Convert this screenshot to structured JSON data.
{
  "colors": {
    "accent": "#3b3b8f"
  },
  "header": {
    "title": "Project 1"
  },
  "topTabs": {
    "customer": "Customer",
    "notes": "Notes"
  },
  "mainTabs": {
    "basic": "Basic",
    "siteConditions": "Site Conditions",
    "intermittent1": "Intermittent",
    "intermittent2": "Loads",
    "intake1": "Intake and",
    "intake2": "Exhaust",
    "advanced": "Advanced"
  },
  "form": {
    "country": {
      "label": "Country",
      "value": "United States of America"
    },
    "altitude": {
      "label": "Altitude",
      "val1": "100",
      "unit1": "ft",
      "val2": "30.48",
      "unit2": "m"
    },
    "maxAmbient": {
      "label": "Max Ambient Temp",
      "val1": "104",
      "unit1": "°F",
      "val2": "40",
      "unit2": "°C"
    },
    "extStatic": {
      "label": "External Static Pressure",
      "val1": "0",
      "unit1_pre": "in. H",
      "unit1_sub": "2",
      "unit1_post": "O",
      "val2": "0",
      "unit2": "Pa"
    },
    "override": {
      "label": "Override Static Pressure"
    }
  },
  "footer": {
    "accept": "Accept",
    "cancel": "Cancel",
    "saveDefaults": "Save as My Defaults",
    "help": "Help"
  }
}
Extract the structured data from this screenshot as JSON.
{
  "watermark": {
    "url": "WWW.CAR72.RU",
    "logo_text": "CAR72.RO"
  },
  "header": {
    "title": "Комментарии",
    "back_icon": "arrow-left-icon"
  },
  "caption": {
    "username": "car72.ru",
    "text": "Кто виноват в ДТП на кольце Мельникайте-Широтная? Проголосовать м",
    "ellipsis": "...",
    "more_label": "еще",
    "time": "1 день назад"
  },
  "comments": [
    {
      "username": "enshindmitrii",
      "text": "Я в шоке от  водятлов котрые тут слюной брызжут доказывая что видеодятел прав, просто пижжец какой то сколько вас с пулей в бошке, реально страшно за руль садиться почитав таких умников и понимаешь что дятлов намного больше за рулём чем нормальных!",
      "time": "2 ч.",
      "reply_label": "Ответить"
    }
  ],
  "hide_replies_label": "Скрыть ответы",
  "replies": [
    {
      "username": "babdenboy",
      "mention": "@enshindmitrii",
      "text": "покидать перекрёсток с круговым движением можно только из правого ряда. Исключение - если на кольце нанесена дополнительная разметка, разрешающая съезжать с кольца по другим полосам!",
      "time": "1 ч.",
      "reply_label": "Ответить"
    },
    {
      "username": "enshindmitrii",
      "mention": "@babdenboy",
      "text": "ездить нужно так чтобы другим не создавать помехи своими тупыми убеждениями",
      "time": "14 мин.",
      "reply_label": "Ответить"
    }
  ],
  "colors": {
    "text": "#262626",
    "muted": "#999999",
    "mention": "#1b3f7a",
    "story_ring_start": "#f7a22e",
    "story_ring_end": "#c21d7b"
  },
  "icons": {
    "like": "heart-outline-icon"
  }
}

WHAT NEEDS TO BE DONE.
Write out the data again, exactly and in full.

PROBLEM SOLUTION.
Convert this screenshot to structured JSON data.
{
  "colors": {
    "accent": "#3b3b8f"
  },
  "header": {
    "title": "Project 1"
  },
  "topTabs": {
    "customer": "Customer",
    "notes": "Notes"
  },
  "mainTabs": {
    "basic": "Basic",
    "siteConditions": "Site Conditions",
    "intermittent1": "Intermittent",
    "intermittent2": "Loads",
    "intake1": "Intake and",
    "intake2": "Exhaust",
    "advanced": "Advanced"
  },
  "form": {
    "country": {
      "label": "Country",
      "value": "United States of America"
    },
    "altitude": {
      "label": "Altitude",
      "val1": "100",
      "unit1": "ft",
      "val2": "30.48",
      "unit2": "m"
    },
    "maxAmbient": {
      "label": "Max Ambient Temp",
      "val1": "104",
      "unit1": "°F",
      "val2": "40",
      "unit2": "°C"
    },
    "extStatic": {
      "label": "External Static Pressure",
      "val1": "0",
      "unit1_pre": "in. H",
      "unit1_sub": "2",
      "unit1_post": "O",
      "val2": "0",
      "unit2": "Pa"
    },
    "override": {
      "label": "Override Static Pressure"
    }
  },
  "footer": {
    "accept": "Accept",
    "cancel": "Cancel",
    "saveDefaults": "Save as My Defaults",
    "help": "Help"
  }
}
Extract the structured data from this screenshot as JSON.
{
  "watermark": {
    "url": "WWW.CAR72.RU",
    "logo_text": "CAR72.RO"
  },
  "header": {
    "title": "Комментарии",
    "back_icon": "arrow-left-icon"
  },
  "caption": {
    "username": "car72.ru",
    "text": "Кто виноват в ДТП на кольце Мельникайте-Широтная? Проголосовать м",
    "ellipsis": "...",
    "more_label": "еще",
    "time": "1 день назад"
  },
  "comments": [
    {
      "username": "enshindmitrii",
      "text": "Я в шоке от  водятлов котрые тут слюной брызжут доказывая что видеодятел прав, просто пижжец какой то сколько вас с пулей в бошке, реально страшно за руль садиться почитав таких умников и понимаешь что дятлов намного больше за рулём чем нормальных!",
      "time": "2 ч.",
      "reply_label": "Ответить"
    }
  ],
  "hide_replies_label": "Скрыть ответы",
  "replies": [
    {
      "username": "babdenboy",
      "mention": "@enshindmitrii",
      "text": "покидать перекрёсток с круговым движением можно только из правого ряда. Исключение - если на кольце нанесена дополнительная разметка, разрешающая съезжать с кольца по другим полосам!",
      "time": "1 ч.",
      "reply_label": "Ответить"
    },
    {
      "username": "enshindmitrii",
      "mention": "@babdenboy",
      "text": "ездить нужно так чтобы другим не создавать помехи своими тупыми убеждениями",
      "time": "14 мин.",
      "reply_label": "Ответить"
    }
  ],
  "colors": {
    "text": "#262626",
    "muted": "#999999",
    "mention": "#1b3f7a",
    "story_ring_start": "#f7a22e",
    "story_ring_end": "#c21d7b"
  },
  "icons": {
    "like": "heart-outline-icon"
  }
}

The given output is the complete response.